STATED EXERCISE: For each line that holds "подарок", copy the line out.

Dataset records:
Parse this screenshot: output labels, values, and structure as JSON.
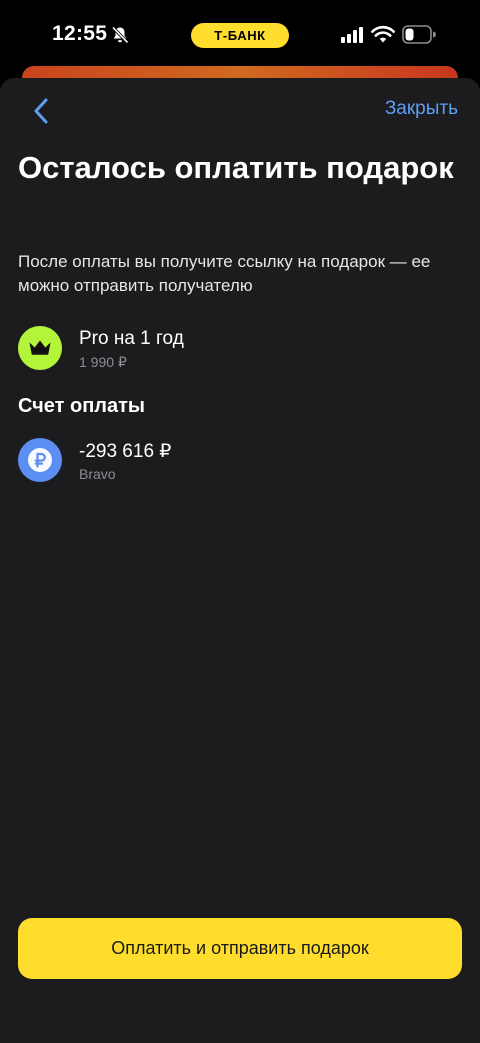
{
  "status_bar": {
    "time": "12:55",
    "carrier": "Т-БАНК",
    "icons": [
      "bell-slash-icon",
      "signal-icon",
      "wifi-icon",
      "battery-icon"
    ]
  },
  "colors": {
    "accent_yellow": "#ffdd2d",
    "link_blue": "#5e9ef5",
    "sheet_bg": "#1c1c1e",
    "pro_green": "#b3f53a",
    "bank_blue": "#5b8ef0"
  },
  "nav": {
    "back_icon": "chevron-left-icon",
    "close_label": "Закрыть"
  },
  "header": {
    "title": "Осталось оплатить подарок",
    "subtitle": "После оплаты вы получите ссылку на подарок — ее можно отправить получателю"
  },
  "product": {
    "icon": "crown-icon",
    "title": "Pro на 1 год",
    "price": "1 990 ₽"
  },
  "payment_account": {
    "section_title": "Счет оплаты",
    "icon": "ruble-icon",
    "balance": "-293 616 ₽",
    "name": "Bravo"
  },
  "actions": {
    "pay_label": "Оплатить и отправить подарок"
  }
}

EXERCISE SOLUTION:
    "title": "Осталось оплатить подарок",
    "subtitle": "После оплаты вы получите ссылку на подарок — ее можно отправить получателю"
    "pay_label": "Оплатить и отправить подарок"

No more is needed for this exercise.